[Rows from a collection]
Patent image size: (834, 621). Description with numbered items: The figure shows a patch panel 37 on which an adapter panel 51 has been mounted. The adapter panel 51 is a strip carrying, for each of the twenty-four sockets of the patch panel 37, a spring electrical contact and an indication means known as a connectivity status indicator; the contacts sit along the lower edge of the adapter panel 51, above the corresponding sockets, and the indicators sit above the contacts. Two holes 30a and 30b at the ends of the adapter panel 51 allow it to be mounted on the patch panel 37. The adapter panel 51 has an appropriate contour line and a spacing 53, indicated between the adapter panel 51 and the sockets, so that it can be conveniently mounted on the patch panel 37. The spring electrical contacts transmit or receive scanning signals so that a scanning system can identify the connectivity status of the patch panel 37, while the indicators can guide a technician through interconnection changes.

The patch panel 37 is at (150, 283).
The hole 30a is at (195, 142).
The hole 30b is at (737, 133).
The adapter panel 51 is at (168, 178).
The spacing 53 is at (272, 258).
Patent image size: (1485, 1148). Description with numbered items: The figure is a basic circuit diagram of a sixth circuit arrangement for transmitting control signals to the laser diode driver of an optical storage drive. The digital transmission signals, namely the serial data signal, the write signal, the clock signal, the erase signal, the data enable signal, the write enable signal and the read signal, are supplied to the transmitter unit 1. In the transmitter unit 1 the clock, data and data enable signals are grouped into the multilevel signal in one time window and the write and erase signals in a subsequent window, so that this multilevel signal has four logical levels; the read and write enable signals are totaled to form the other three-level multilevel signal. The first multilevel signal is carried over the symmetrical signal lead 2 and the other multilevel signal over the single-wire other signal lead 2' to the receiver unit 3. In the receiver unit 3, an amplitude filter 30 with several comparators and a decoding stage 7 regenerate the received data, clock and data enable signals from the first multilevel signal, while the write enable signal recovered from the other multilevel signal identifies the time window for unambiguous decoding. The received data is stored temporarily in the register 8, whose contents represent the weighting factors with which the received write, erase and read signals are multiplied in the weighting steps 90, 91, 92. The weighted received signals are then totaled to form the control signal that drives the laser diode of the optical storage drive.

### Problem statement:
Please put the lines from all the rows into a numbered list, leaving out any blank lines.

### Exercise output:
1. Patent image size: (834, 621). Description with numbered items: The figure shows a patch panel 37 on which an adapter panel 51 has been mounted. The adapter panel 51 is a strip carrying, for each of the twenty-four sockets of the patch panel 37, a spring electrical contact and an indication means known as a connectivity status indicator; the contacts sit along the lower edge of the adapter panel 51, above the corresponding sockets, and the indicators sit above the contacts. Two holes 30a and 30b at the ends of the adapter panel 51 allow it to be mounted on the patch panel 37. The adapter panel 51 has an appropriate contour line and a spacing 53, indicated between the adapter panel 51 and the sockets, so that it can be conveniently mounted on the patch panel 37. The spring electrical contacts transmit or receive scanning signals so that a scanning system can identify the connectivity status of the patch panel 37, while the indicators can guide a technician through interconnection changes.
2. The patch panel 37 is at (150, 283).
3. The hole 30a is at (195, 142).
4. The hole 30b is at (737, 133).
5. The adapter panel 51 is at (168, 178).
6. The spacing 53 is at (272, 258).
7. Patent image size: (1485, 1148). Description with numbered items: The figure is a basic circuit diagram of a sixth circuit arrangement for transmitting control signals to the laser diode driver of an optical storage drive. The digital transmission signals, namely the serial data signal, the write signal, the clock signal, the erase signal, the data enable signal, the write enable signal and the read signal, are supplied to the transmitter unit 1. In the transmitter unit 1 the clock, data and data enable signals are grouped into the multilevel signal in one time window and the write and erase signals in a subsequent window, so that this multilevel signal has four logical levels; the read and write enable signals are totaled to form the other three-level multilevel signal. The first multilevel signal is carried over the symmetrical signal lead 2 and the other multilevel signal over the single-wire other signal lead 2' to the receiver unit 3. In the receiver unit 3, an amplitude filter 30 with several comparators and a decoding stage 7 regenerate the received data, clock and data enable signals from the first multilevel signal, while the write enable signal recovered from the other multilevel signal identifies the time window for unambiguous decoding. The received data is stored temporarily in the register 8, whose contents represent the weighting factors with which the received write, erase and read signals are multiplied in the weighting steps 90, 91, 92. The weighted received signals are then totaled to form the control signal that drives the laser diode of the optical storage drive.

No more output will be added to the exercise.